• **Source material**:

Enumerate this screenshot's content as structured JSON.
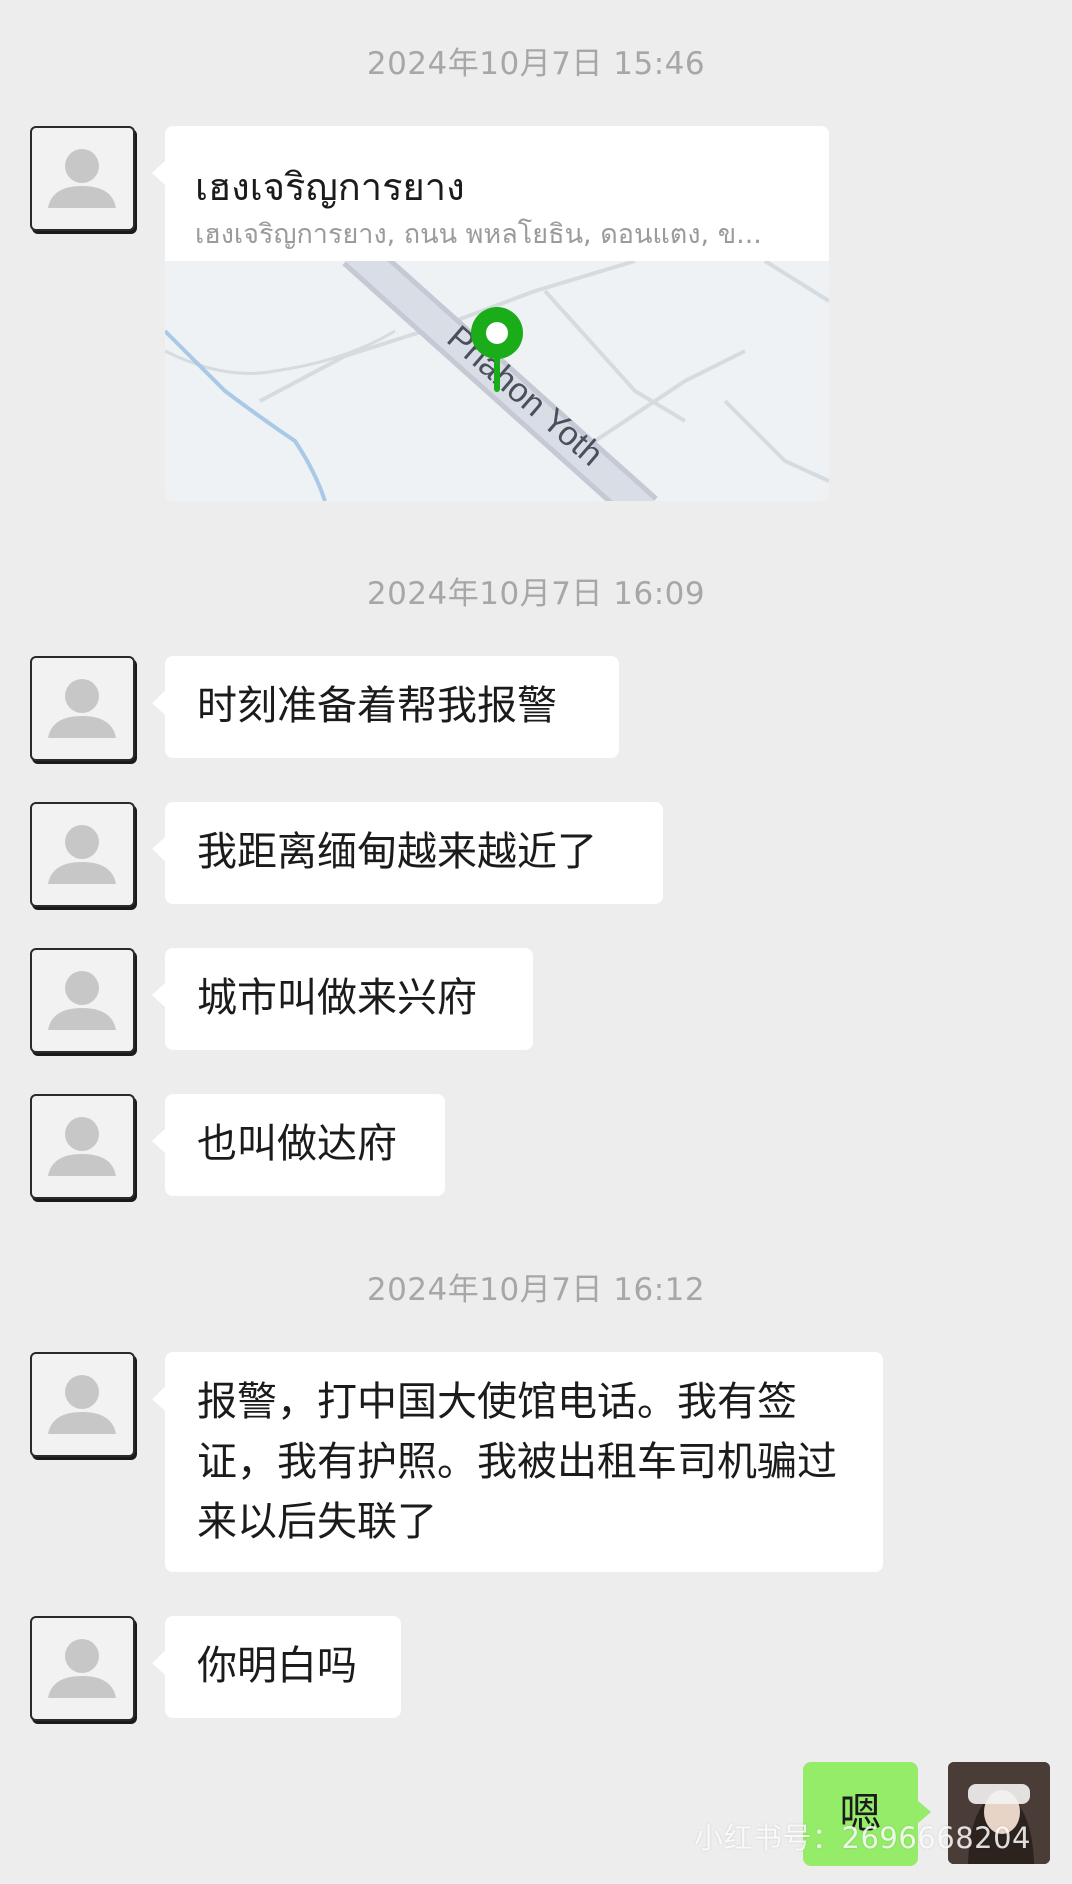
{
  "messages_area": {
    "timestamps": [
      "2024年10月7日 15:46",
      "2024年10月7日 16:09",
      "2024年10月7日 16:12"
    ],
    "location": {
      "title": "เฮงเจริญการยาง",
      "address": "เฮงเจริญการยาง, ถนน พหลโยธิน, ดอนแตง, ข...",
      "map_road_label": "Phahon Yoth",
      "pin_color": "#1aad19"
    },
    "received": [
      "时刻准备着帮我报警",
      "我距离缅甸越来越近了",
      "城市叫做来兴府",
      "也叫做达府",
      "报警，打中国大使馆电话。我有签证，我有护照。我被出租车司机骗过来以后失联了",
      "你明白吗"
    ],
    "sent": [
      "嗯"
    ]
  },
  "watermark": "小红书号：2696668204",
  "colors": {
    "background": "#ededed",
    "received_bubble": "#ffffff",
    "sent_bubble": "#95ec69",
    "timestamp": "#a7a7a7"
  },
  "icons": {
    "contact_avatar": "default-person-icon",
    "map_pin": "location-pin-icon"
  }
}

• **Exercise brief**: Leave the pictures out and copy the rest of the data exactly.

• **Final result**:
Enumerate this screenshot's content as structured JSON.
{
  "messages_area": {
    "timestamps": [
      "2024年10月7日 15:46",
      "2024年10月7日 16:09",
      "2024年10月7日 16:12"
    ],
    "location": {
      "title": "เฮงเจริญการยาง",
      "address": "เฮงเจริญการยาง, ถนน พหลโยธิน, ดอนแตง, ข...",
      "map_road_label": "Phahon Yoth",
      "pin_color": "#1aad19"
    },
    "received": [
      "时刻准备着帮我报警",
      "我距离缅甸越来越近了",
      "城市叫做来兴府",
      "也叫做达府",
      "报警，打中国大使馆电话。我有签证，我有护照。我被出租车司机骗过来以后失联了",
      "你明白吗"
    ],
    "sent": [
      "嗯"
    ]
  },
  "watermark": "小红书号：2696668204",
  "colors": {
    "background": "#ededed",
    "received_bubble": "#ffffff",
    "sent_bubble": "#95ec69",
    "timestamp": "#a7a7a7"
  },
  "icons": {
    "contact_avatar": "default-person-icon",
    "map_pin": "location-pin-icon"
  }
}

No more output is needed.